## [To be done]
Write the listing out again, all of it, word for word.

— START —

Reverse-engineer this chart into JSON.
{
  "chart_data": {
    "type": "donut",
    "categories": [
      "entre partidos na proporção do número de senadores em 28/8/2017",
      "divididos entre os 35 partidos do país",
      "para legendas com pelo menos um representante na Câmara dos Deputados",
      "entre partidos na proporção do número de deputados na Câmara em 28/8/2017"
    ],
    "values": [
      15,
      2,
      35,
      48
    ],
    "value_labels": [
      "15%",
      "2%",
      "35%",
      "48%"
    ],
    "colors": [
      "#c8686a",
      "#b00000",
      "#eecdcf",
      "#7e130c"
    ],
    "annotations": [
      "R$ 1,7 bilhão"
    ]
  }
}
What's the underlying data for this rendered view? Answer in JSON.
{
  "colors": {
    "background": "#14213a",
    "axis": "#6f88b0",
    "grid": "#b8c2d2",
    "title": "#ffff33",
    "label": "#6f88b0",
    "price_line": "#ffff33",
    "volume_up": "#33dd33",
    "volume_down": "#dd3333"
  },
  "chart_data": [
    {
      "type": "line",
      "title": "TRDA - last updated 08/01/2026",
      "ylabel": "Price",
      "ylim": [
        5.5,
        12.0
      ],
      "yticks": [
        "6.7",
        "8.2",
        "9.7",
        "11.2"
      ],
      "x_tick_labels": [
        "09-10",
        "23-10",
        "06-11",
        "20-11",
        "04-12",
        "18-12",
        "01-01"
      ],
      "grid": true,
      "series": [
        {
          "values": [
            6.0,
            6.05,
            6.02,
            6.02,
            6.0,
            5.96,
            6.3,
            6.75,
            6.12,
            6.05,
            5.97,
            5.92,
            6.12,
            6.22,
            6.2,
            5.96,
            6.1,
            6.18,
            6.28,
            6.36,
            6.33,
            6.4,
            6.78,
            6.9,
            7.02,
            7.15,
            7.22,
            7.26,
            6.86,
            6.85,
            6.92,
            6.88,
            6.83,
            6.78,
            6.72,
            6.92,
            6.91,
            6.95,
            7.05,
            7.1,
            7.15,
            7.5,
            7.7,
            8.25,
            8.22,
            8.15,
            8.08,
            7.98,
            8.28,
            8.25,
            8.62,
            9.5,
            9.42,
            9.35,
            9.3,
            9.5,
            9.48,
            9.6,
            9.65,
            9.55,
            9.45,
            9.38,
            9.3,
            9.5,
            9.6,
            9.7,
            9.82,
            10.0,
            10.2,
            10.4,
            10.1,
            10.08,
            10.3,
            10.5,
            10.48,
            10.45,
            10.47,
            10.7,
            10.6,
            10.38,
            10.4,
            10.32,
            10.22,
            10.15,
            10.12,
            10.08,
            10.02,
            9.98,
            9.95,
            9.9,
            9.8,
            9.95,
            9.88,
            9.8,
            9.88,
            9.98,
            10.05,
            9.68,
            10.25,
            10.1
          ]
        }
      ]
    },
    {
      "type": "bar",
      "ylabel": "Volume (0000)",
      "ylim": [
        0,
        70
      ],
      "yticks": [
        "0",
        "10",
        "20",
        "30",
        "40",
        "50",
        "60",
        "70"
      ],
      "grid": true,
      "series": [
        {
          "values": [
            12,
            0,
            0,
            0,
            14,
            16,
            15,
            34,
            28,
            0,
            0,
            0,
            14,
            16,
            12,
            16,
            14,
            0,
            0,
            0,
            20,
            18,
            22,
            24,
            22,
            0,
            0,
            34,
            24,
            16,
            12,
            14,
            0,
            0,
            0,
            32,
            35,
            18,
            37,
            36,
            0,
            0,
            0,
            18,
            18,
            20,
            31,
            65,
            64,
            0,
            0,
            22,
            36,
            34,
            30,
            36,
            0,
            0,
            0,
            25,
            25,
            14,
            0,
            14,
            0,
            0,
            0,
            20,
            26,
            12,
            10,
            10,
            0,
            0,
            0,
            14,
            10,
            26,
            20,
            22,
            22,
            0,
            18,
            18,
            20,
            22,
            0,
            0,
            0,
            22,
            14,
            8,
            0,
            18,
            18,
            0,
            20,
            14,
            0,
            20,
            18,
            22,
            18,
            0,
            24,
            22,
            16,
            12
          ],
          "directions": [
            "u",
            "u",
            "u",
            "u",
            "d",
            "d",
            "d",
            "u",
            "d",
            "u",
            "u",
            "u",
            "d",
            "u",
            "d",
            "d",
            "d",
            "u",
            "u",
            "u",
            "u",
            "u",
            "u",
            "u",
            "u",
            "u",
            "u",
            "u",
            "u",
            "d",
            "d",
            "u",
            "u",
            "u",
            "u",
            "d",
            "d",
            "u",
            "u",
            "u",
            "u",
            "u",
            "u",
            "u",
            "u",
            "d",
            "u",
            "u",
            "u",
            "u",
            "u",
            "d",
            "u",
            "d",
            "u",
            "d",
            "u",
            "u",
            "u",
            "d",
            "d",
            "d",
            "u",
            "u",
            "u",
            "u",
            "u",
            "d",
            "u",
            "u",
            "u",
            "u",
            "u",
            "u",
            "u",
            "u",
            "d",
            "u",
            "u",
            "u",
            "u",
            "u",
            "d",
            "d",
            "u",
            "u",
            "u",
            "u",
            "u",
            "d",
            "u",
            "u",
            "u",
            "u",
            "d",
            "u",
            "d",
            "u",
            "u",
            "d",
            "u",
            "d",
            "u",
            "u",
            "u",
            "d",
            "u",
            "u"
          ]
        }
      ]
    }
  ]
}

— END —

## [Result]
Reverse-engineer this chart into JSON.
{
  "chart_data": {
    "type": "donut",
    "categories": [
      "entre partidos na proporção do número de senadores em 28/8/2017",
      "divididos entre os 35 partidos do país",
      "para legendas com pelo menos um representante na Câmara dos Deputados",
      "entre partidos na proporção do número de deputados na Câmara em 28/8/2017"
    ],
    "values": [
      15,
      2,
      35,
      48
    ],
    "value_labels": [
      "15%",
      "2%",
      "35%",
      "48%"
    ],
    "colors": [
      "#c8686a",
      "#b00000",
      "#eecdcf",
      "#7e130c"
    ],
    "annotations": [
      "R$ 1,7 bilhão"
    ]
  }
}
What's the underlying data for this rendered view? Answer in JSON.
{
  "colors": {
    "background": "#14213a",
    "axis": "#6f88b0",
    "grid": "#b8c2d2",
    "title": "#ffff33",
    "label": "#6f88b0",
    "price_line": "#ffff33",
    "volume_up": "#33dd33",
    "volume_down": "#dd3333"
  },
  "chart_data": [
    {
      "type": "line",
      "title": "TRDA - last updated 08/01/2026",
      "ylabel": "Price",
      "ylim": [
        5.5,
        12.0
      ],
      "yticks": [
        "6.7",
        "8.2",
        "9.7",
        "11.2"
      ],
      "x_tick_labels": [
        "09-10",
        "23-10",
        "06-11",
        "20-11",
        "04-12",
        "18-12",
        "01-01"
      ],
      "grid": true,
      "series": [
        {
          "values": [
            6.0,
            6.05,
            6.02,
            6.02,
            6.0,
            5.96,
            6.3,
            6.75,
            6.12,
            6.05,
            5.97,
            5.92,
            6.12,
            6.22,
            6.2,
            5.96,
            6.1,
            6.18,
            6.28,
            6.36,
            6.33,
            6.4,
            6.78,
            6.9,
            7.02,
            7.15,
            7.22,
            7.26,
            6.86,
            6.85,
            6.92,
            6.88,
            6.83,
            6.78,
            6.72,
            6.92,
            6.91,
            6.95,
            7.05,
            7.1,
            7.15,
            7.5,
            7.7,
            8.25,
            8.22,
            8.15,
            8.08,
            7.98,
            8.28,
            8.25,
            8.62,
            9.5,
            9.42,
            9.35,
            9.3,
            9.5,
            9.48,
            9.6,
            9.65,
            9.55,
            9.45,
            9.38,
            9.3,
            9.5,
            9.6,
            9.7,
            9.82,
            10.0,
            10.2,
            10.4,
            10.1,
            10.08,
            10.3,
            10.5,
            10.48,
            10.45,
            10.47,
            10.7,
            10.6,
            10.38,
            10.4,
            10.32,
            10.22,
            10.15,
            10.12,
            10.08,
            10.02,
            9.98,
            9.95,
            9.9,
            9.8,
            9.95,
            9.88,
            9.8,
            9.88,
            9.98,
            10.05,
            9.68,
            10.25,
            10.1
          ]
        }
      ]
    },
    {
      "type": "bar",
      "ylabel": "Volume (0000)",
      "ylim": [
        0,
        70
      ],
      "yticks": [
        "0",
        "10",
        "20",
        "30",
        "40",
        "50",
        "60",
        "70"
      ],
      "grid": true,
      "series": [
        {
          "values": [
            12,
            0,
            0,
            0,
            14,
            16,
            15,
            34,
            28,
            0,
            0,
            0,
            14,
            16,
            12,
            16,
            14,
            0,
            0,
            0,
            20,
            18,
            22,
            24,
            22,
            0,
            0,
            34,
            24,
            16,
            12,
            14,
            0,
            0,
            0,
            32,
            35,
            18,
            37,
            36,
            0,
            0,
            0,
            18,
            18,
            20,
            31,
            65,
            64,
            0,
            0,
            22,
            36,
            34,
            30,
            36,
            0,
            0,
            0,
            25,
            25,
            14,
            0,
            14,
            0,
            0,
            0,
            20,
            26,
            12,
            10,
            10,
            0,
            0,
            0,
            14,
            10,
            26,
            20,
            22,
            22,
            0,
            18,
            18,
            20,
            22,
            0,
            0,
            0,
            22,
            14,
            8,
            0,
            18,
            18,
            0,
            20,
            14,
            0,
            20,
            18,
            22,
            18,
            0,
            24,
            22,
            16,
            12
          ],
          "directions": [
            "u",
            "u",
            "u",
            "u",
            "d",
            "d",
            "d",
            "u",
            "d",
            "u",
            "u",
            "u",
            "d",
            "u",
            "d",
            "d",
            "d",
            "u",
            "u",
            "u",
            "u",
            "u",
            "u",
            "u",
            "u",
            "u",
            "u",
            "u",
            "u",
            "d",
            "d",
            "u",
            "u",
            "u",
            "u",
            "d",
            "d",
            "u",
            "u",
            "u",
            "u",
            "u",
            "u",
            "u",
            "u",
            "d",
            "u",
            "u",
            "u",
            "u",
            "u",
            "d",
            "u",
            "d",
            "u",
            "d",
            "u",
            "u",
            "u",
            "d",
            "d",
            "d",
            "u",
            "u",
            "u",
            "u",
            "u",
            "d",
            "u",
            "u",
            "u",
            "u",
            "u",
            "u",
            "u",
            "u",
            "d",
            "u",
            "u",
            "u",
            "u",
            "u",
            "d",
            "d",
            "u",
            "u",
            "u",
            "u",
            "u",
            "d",
            "u",
            "u",
            "u",
            "u",
            "d",
            "u",
            "d",
            "u",
            "u",
            "d",
            "u",
            "d",
            "u",
            "u",
            "u",
            "d",
            "u",
            "u"
          ]
        }
      ]
    }
  ]
}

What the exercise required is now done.